> _EXERCISE INSTRUCTIONS_
All of the entries need to be written out again, exactly as they are.

> _EXERCISE INPUT_

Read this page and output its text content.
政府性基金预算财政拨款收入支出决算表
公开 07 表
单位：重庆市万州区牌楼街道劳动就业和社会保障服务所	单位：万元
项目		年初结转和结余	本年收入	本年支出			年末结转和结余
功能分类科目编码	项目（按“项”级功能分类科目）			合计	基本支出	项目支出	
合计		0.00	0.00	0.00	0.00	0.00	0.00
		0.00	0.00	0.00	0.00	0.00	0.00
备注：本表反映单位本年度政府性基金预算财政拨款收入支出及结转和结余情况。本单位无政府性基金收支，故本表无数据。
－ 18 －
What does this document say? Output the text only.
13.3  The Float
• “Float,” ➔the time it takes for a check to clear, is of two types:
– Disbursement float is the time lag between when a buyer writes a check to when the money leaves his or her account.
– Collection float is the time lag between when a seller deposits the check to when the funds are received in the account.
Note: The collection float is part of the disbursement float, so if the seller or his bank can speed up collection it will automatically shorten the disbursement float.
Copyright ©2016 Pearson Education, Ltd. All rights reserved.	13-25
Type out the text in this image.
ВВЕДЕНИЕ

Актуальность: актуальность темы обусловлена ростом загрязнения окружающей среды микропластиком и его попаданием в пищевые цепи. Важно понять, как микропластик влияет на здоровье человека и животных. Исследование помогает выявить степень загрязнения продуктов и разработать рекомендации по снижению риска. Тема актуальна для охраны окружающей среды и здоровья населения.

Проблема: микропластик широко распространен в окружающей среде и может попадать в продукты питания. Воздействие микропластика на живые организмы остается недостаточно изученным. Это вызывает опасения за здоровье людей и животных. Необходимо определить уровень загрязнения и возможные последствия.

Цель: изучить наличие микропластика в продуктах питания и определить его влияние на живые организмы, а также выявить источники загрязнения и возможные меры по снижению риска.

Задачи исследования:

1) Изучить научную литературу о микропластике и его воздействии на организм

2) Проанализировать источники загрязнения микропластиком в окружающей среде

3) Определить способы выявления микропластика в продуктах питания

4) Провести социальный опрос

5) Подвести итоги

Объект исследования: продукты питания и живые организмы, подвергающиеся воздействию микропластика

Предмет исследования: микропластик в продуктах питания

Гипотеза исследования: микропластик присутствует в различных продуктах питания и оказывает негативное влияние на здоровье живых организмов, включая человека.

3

> _ANSWER IN FULL_
Read this page and output its text content.
政府性基金预算财政拨款收入支出决算表
公开 07 表
单位：重庆市万州区牌楼街道劳动就业和社会保障服务所	单位：万元
项目		年初结转和结余	本年收入	本年支出			年末结转和结余
功能分类科目编码	项目（按“项”级功能分类科目）			合计	基本支出	项目支出	
合计		0.00	0.00	0.00	0.00	0.00	0.00
		0.00	0.00	0.00	0.00	0.00	0.00
备注：本表反映单位本年度政府性基金预算财政拨款收入支出及结转和结余情况。本单位无政府性基金收支，故本表无数据。
－ 18 －
What does this document say? Output the text only.
13.3  The Float
• “Float,” ➔the time it takes for a check to clear, is of two types:
– Disbursement float is the time lag between when a buyer writes a check to when the money leaves his or her account.
– Collection float is the time lag between when a seller deposits the check to when the funds are received in the account.
Note: The collection float is part of the disbursement float, so if the seller or his bank can speed up collection it will automatically shorten the disbursement float.
Copyright ©2016 Pearson Education, Ltd. All rights reserved.	13-25
Type out the text in this image.
ВВЕДЕНИЕ

Актуальность: актуальность темы обусловлена ростом загрязнения окружающей среды микропластиком и его попаданием в пищевые цепи. Важно понять, как микропластик влияет на здоровье человека и животных. Исследование помогает выявить степень загрязнения продуктов и разработать рекомендации по снижению риска. Тема актуальна для охраны окружающей среды и здоровья населения.

Проблема: микропластик широко распространен в окружающей среде и может попадать в продукты питания. Воздействие микропластика на живые организмы остается недостаточно изученным. Это вызывает опасения за здоровье людей и животных. Необходимо определить уровень загрязнения и возможные последствия.

Цель: изучить наличие микропластика в продуктах питания и определить его влияние на живые организмы, а также выявить источники загрязнения и возможные меры по снижению риска.

Задачи исследования:

1) Изучить научную литературу о микропластике и его воздействии на организм

2) Проанализировать источники загрязнения микропластиком в окружающей среде

3) Определить способы выявления микропластика в продуктах питания

4) Провести социальный опрос

5) Подвести итоги

Объект исследования: продукты питания и живые организмы, подвергающиеся воздействию микропластика

Предмет исследования: микропластик в продуктах питания

Гипотеза исследования: микропластик присутствует в различных продуктах питания и оказывает негативное влияние на здоровье живых организмов, включая человека.

3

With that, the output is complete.